## Instructions to follow
Skip any picture you find and retype all the remaining lines exactly.

[Data entries]

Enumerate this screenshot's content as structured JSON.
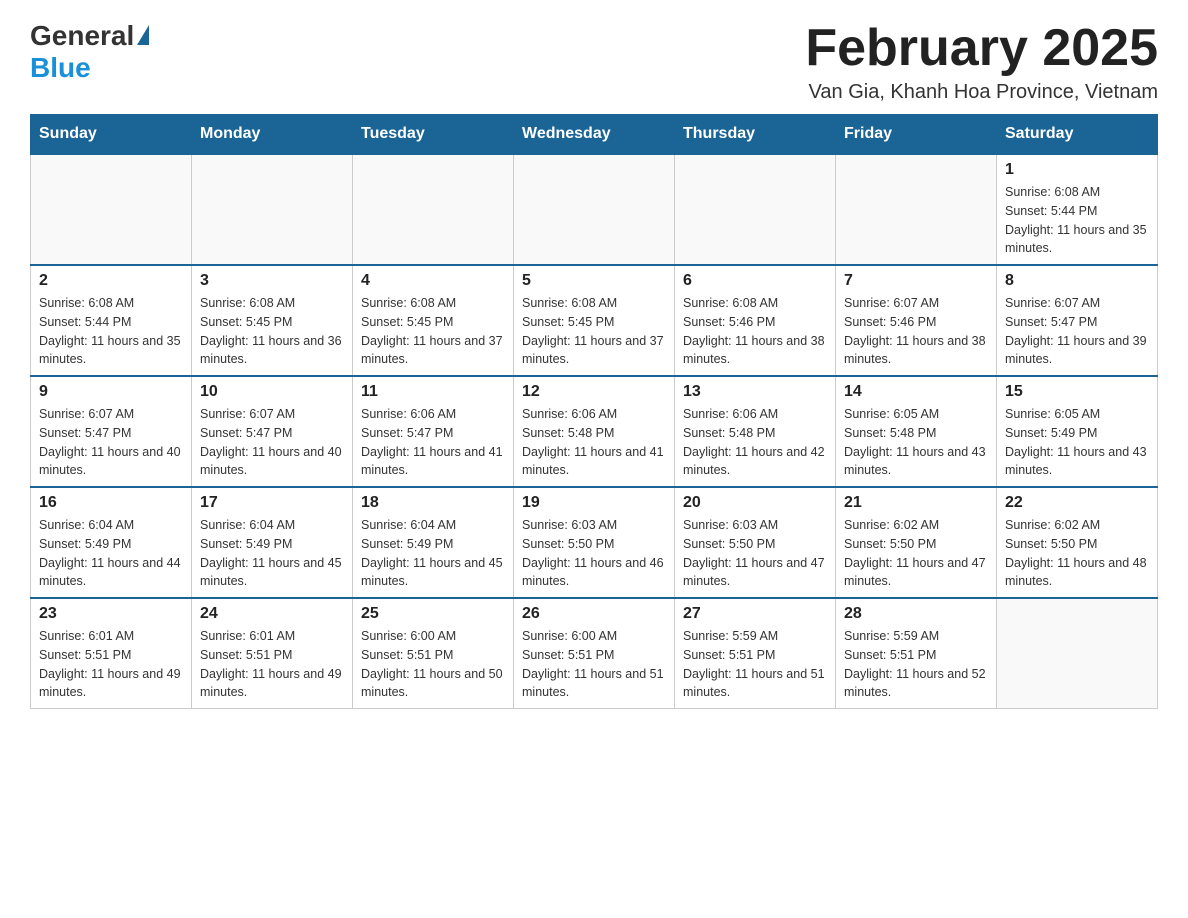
{
  "header": {
    "logo_general": "General",
    "logo_blue": "Blue",
    "month_title": "February 2025",
    "location": "Van Gia, Khanh Hoa Province, Vietnam"
  },
  "weekdays": [
    "Sunday",
    "Monday",
    "Tuesday",
    "Wednesday",
    "Thursday",
    "Friday",
    "Saturday"
  ],
  "weeks": [
    [
      {
        "day": "",
        "info": ""
      },
      {
        "day": "",
        "info": ""
      },
      {
        "day": "",
        "info": ""
      },
      {
        "day": "",
        "info": ""
      },
      {
        "day": "",
        "info": ""
      },
      {
        "day": "",
        "info": ""
      },
      {
        "day": "1",
        "info": "Sunrise: 6:08 AM\nSunset: 5:44 PM\nDaylight: 11 hours and 35 minutes."
      }
    ],
    [
      {
        "day": "2",
        "info": "Sunrise: 6:08 AM\nSunset: 5:44 PM\nDaylight: 11 hours and 35 minutes."
      },
      {
        "day": "3",
        "info": "Sunrise: 6:08 AM\nSunset: 5:45 PM\nDaylight: 11 hours and 36 minutes."
      },
      {
        "day": "4",
        "info": "Sunrise: 6:08 AM\nSunset: 5:45 PM\nDaylight: 11 hours and 37 minutes."
      },
      {
        "day": "5",
        "info": "Sunrise: 6:08 AM\nSunset: 5:45 PM\nDaylight: 11 hours and 37 minutes."
      },
      {
        "day": "6",
        "info": "Sunrise: 6:08 AM\nSunset: 5:46 PM\nDaylight: 11 hours and 38 minutes."
      },
      {
        "day": "7",
        "info": "Sunrise: 6:07 AM\nSunset: 5:46 PM\nDaylight: 11 hours and 38 minutes."
      },
      {
        "day": "8",
        "info": "Sunrise: 6:07 AM\nSunset: 5:47 PM\nDaylight: 11 hours and 39 minutes."
      }
    ],
    [
      {
        "day": "9",
        "info": "Sunrise: 6:07 AM\nSunset: 5:47 PM\nDaylight: 11 hours and 40 minutes."
      },
      {
        "day": "10",
        "info": "Sunrise: 6:07 AM\nSunset: 5:47 PM\nDaylight: 11 hours and 40 minutes."
      },
      {
        "day": "11",
        "info": "Sunrise: 6:06 AM\nSunset: 5:47 PM\nDaylight: 11 hours and 41 minutes."
      },
      {
        "day": "12",
        "info": "Sunrise: 6:06 AM\nSunset: 5:48 PM\nDaylight: 11 hours and 41 minutes."
      },
      {
        "day": "13",
        "info": "Sunrise: 6:06 AM\nSunset: 5:48 PM\nDaylight: 11 hours and 42 minutes."
      },
      {
        "day": "14",
        "info": "Sunrise: 6:05 AM\nSunset: 5:48 PM\nDaylight: 11 hours and 43 minutes."
      },
      {
        "day": "15",
        "info": "Sunrise: 6:05 AM\nSunset: 5:49 PM\nDaylight: 11 hours and 43 minutes."
      }
    ],
    [
      {
        "day": "16",
        "info": "Sunrise: 6:04 AM\nSunset: 5:49 PM\nDaylight: 11 hours and 44 minutes."
      },
      {
        "day": "17",
        "info": "Sunrise: 6:04 AM\nSunset: 5:49 PM\nDaylight: 11 hours and 45 minutes."
      },
      {
        "day": "18",
        "info": "Sunrise: 6:04 AM\nSunset: 5:49 PM\nDaylight: 11 hours and 45 minutes."
      },
      {
        "day": "19",
        "info": "Sunrise: 6:03 AM\nSunset: 5:50 PM\nDaylight: 11 hours and 46 minutes."
      },
      {
        "day": "20",
        "info": "Sunrise: 6:03 AM\nSunset: 5:50 PM\nDaylight: 11 hours and 47 minutes."
      },
      {
        "day": "21",
        "info": "Sunrise: 6:02 AM\nSunset: 5:50 PM\nDaylight: 11 hours and 47 minutes."
      },
      {
        "day": "22",
        "info": "Sunrise: 6:02 AM\nSunset: 5:50 PM\nDaylight: 11 hours and 48 minutes."
      }
    ],
    [
      {
        "day": "23",
        "info": "Sunrise: 6:01 AM\nSunset: 5:51 PM\nDaylight: 11 hours and 49 minutes."
      },
      {
        "day": "24",
        "info": "Sunrise: 6:01 AM\nSunset: 5:51 PM\nDaylight: 11 hours and 49 minutes."
      },
      {
        "day": "25",
        "info": "Sunrise: 6:00 AM\nSunset: 5:51 PM\nDaylight: 11 hours and 50 minutes."
      },
      {
        "day": "26",
        "info": "Sunrise: 6:00 AM\nSunset: 5:51 PM\nDaylight: 11 hours and 51 minutes."
      },
      {
        "day": "27",
        "info": "Sunrise: 5:59 AM\nSunset: 5:51 PM\nDaylight: 11 hours and 51 minutes."
      },
      {
        "day": "28",
        "info": "Sunrise: 5:59 AM\nSunset: 5:51 PM\nDaylight: 11 hours and 52 minutes."
      },
      {
        "day": "",
        "info": ""
      }
    ]
  ]
}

## Result of this exercise
Enumerate this screenshot's content as structured JSON.
{
  "header": {
    "logo_general": "General",
    "logo_blue": "Blue",
    "month_title": "February 2025",
    "location": "Van Gia, Khanh Hoa Province, Vietnam"
  },
  "weekdays": [
    "Sunday",
    "Monday",
    "Tuesday",
    "Wednesday",
    "Thursday",
    "Friday",
    "Saturday"
  ],
  "weeks": [
    [
      {
        "day": "",
        "info": ""
      },
      {
        "day": "",
        "info": ""
      },
      {
        "day": "",
        "info": ""
      },
      {
        "day": "",
        "info": ""
      },
      {
        "day": "",
        "info": ""
      },
      {
        "day": "",
        "info": ""
      },
      {
        "day": "1",
        "info": "Sunrise: 6:08 AM\nSunset: 5:44 PM\nDaylight: 11 hours and 35 minutes."
      }
    ],
    [
      {
        "day": "2",
        "info": "Sunrise: 6:08 AM\nSunset: 5:44 PM\nDaylight: 11 hours and 35 minutes."
      },
      {
        "day": "3",
        "info": "Sunrise: 6:08 AM\nSunset: 5:45 PM\nDaylight: 11 hours and 36 minutes."
      },
      {
        "day": "4",
        "info": "Sunrise: 6:08 AM\nSunset: 5:45 PM\nDaylight: 11 hours and 37 minutes."
      },
      {
        "day": "5",
        "info": "Sunrise: 6:08 AM\nSunset: 5:45 PM\nDaylight: 11 hours and 37 minutes."
      },
      {
        "day": "6",
        "info": "Sunrise: 6:08 AM\nSunset: 5:46 PM\nDaylight: 11 hours and 38 minutes."
      },
      {
        "day": "7",
        "info": "Sunrise: 6:07 AM\nSunset: 5:46 PM\nDaylight: 11 hours and 38 minutes."
      },
      {
        "day": "8",
        "info": "Sunrise: 6:07 AM\nSunset: 5:47 PM\nDaylight: 11 hours and 39 minutes."
      }
    ],
    [
      {
        "day": "9",
        "info": "Sunrise: 6:07 AM\nSunset: 5:47 PM\nDaylight: 11 hours and 40 minutes."
      },
      {
        "day": "10",
        "info": "Sunrise: 6:07 AM\nSunset: 5:47 PM\nDaylight: 11 hours and 40 minutes."
      },
      {
        "day": "11",
        "info": "Sunrise: 6:06 AM\nSunset: 5:47 PM\nDaylight: 11 hours and 41 minutes."
      },
      {
        "day": "12",
        "info": "Sunrise: 6:06 AM\nSunset: 5:48 PM\nDaylight: 11 hours and 41 minutes."
      },
      {
        "day": "13",
        "info": "Sunrise: 6:06 AM\nSunset: 5:48 PM\nDaylight: 11 hours and 42 minutes."
      },
      {
        "day": "14",
        "info": "Sunrise: 6:05 AM\nSunset: 5:48 PM\nDaylight: 11 hours and 43 minutes."
      },
      {
        "day": "15",
        "info": "Sunrise: 6:05 AM\nSunset: 5:49 PM\nDaylight: 11 hours and 43 minutes."
      }
    ],
    [
      {
        "day": "16",
        "info": "Sunrise: 6:04 AM\nSunset: 5:49 PM\nDaylight: 11 hours and 44 minutes."
      },
      {
        "day": "17",
        "info": "Sunrise: 6:04 AM\nSunset: 5:49 PM\nDaylight: 11 hours and 45 minutes."
      },
      {
        "day": "18",
        "info": "Sunrise: 6:04 AM\nSunset: 5:49 PM\nDaylight: 11 hours and 45 minutes."
      },
      {
        "day": "19",
        "info": "Sunrise: 6:03 AM\nSunset: 5:50 PM\nDaylight: 11 hours and 46 minutes."
      },
      {
        "day": "20",
        "info": "Sunrise: 6:03 AM\nSunset: 5:50 PM\nDaylight: 11 hours and 47 minutes."
      },
      {
        "day": "21",
        "info": "Sunrise: 6:02 AM\nSunset: 5:50 PM\nDaylight: 11 hours and 47 minutes."
      },
      {
        "day": "22",
        "info": "Sunrise: 6:02 AM\nSunset: 5:50 PM\nDaylight: 11 hours and 48 minutes."
      }
    ],
    [
      {
        "day": "23",
        "info": "Sunrise: 6:01 AM\nSunset: 5:51 PM\nDaylight: 11 hours and 49 minutes."
      },
      {
        "day": "24",
        "info": "Sunrise: 6:01 AM\nSunset: 5:51 PM\nDaylight: 11 hours and 49 minutes."
      },
      {
        "day": "25",
        "info": "Sunrise: 6:00 AM\nSunset: 5:51 PM\nDaylight: 11 hours and 50 minutes."
      },
      {
        "day": "26",
        "info": "Sunrise: 6:00 AM\nSunset: 5:51 PM\nDaylight: 11 hours and 51 minutes."
      },
      {
        "day": "27",
        "info": "Sunrise: 5:59 AM\nSunset: 5:51 PM\nDaylight: 11 hours and 51 minutes."
      },
      {
        "day": "28",
        "info": "Sunrise: 5:59 AM\nSunset: 5:51 PM\nDaylight: 11 hours and 52 minutes."
      },
      {
        "day": "",
        "info": ""
      }
    ]
  ]
}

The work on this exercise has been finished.